Exercise brief:
Quote the listing below in its entirety.

Material for this task:
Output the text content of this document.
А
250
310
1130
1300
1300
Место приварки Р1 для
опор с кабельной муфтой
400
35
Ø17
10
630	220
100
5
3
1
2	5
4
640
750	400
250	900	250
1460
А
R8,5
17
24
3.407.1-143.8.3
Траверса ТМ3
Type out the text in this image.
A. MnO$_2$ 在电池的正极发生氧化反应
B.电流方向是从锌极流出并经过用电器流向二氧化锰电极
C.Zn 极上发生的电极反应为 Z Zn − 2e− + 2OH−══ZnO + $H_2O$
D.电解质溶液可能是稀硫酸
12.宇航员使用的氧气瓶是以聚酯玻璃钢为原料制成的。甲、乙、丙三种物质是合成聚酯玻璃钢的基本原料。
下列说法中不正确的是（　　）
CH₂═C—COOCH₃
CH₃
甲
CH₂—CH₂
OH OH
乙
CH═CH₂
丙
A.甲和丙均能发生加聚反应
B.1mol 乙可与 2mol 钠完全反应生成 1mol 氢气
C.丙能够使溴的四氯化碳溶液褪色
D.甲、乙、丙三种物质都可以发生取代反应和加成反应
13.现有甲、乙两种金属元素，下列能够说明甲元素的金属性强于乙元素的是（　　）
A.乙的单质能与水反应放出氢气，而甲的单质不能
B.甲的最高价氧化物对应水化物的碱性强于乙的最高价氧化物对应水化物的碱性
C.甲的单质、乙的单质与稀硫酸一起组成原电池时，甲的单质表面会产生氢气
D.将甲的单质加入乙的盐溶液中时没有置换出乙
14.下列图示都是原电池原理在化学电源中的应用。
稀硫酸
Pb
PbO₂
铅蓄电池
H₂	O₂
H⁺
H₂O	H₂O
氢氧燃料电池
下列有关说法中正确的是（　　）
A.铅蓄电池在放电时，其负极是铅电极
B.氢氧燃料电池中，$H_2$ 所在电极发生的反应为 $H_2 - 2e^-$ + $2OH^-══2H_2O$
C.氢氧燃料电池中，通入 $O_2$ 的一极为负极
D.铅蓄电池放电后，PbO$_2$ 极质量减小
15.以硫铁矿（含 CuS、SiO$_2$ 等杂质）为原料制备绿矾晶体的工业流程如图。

Result for this task:
Output the text content of this document.
А
250
310
1130
1300
1300
Место приварки Р1 для
опор с кабельной муфтой
400
35
Ø17
10
630	220
100
5
3
1
2	5
4
640
750	400
250	900	250
1460
А
R8,5
17
24
3.407.1-143.8.3
Траверса ТМ3
Type out the text in this image.
A. MnO$_2$ 在电池的正极发生氧化反应
B.电流方向是从锌极流出并经过用电器流向二氧化锰电极
C.Zn 极上发生的电极反应为 Z Zn − 2e− + 2OH−══ZnO + $H_2O$
D.电解质溶液可能是稀硫酸
12.宇航员使用的氧气瓶是以聚酯玻璃钢为原料制成的。甲、乙、丙三种物质是合成聚酯玻璃钢的基本原料。
下列说法中不正确的是（　　）
CH₂═C—COOCH₃
CH₃
甲
CH₂—CH₂
OH OH
乙
CH═CH₂
丙
A.甲和丙均能发生加聚反应
B.1mol 乙可与 2mol 钠完全反应生成 1mol 氢气
C.丙能够使溴的四氯化碳溶液褪色
D.甲、乙、丙三种物质都可以发生取代反应和加成反应
13.现有甲、乙两种金属元素，下列能够说明甲元素的金属性强于乙元素的是（　　）
A.乙的单质能与水反应放出氢气，而甲的单质不能
B.甲的最高价氧化物对应水化物的碱性强于乙的最高价氧化物对应水化物的碱性
C.甲的单质、乙的单质与稀硫酸一起组成原电池时，甲的单质表面会产生氢气
D.将甲的单质加入乙的盐溶液中时没有置换出乙
14.下列图示都是原电池原理在化学电源中的应用。
稀硫酸
Pb
PbO₂
铅蓄电池
H₂	O₂
H⁺
H₂O	H₂O
氢氧燃料电池
下列有关说法中正确的是（　　）
A.铅蓄电池在放电时，其负极是铅电极
B.氢氧燃料电池中，$H_2$ 所在电极发生的反应为 $H_2 - 2e^-$ + $2OH^-══2H_2O$
C.氢氧燃料电池中，通入 $O_2$ 的一极为负极
D.铅蓄电池放电后，PbO$_2$ 极质量减小
15.以硫铁矿（含 CuS、SiO$_2$ 等杂质）为原料制备绿矾晶体的工业流程如图。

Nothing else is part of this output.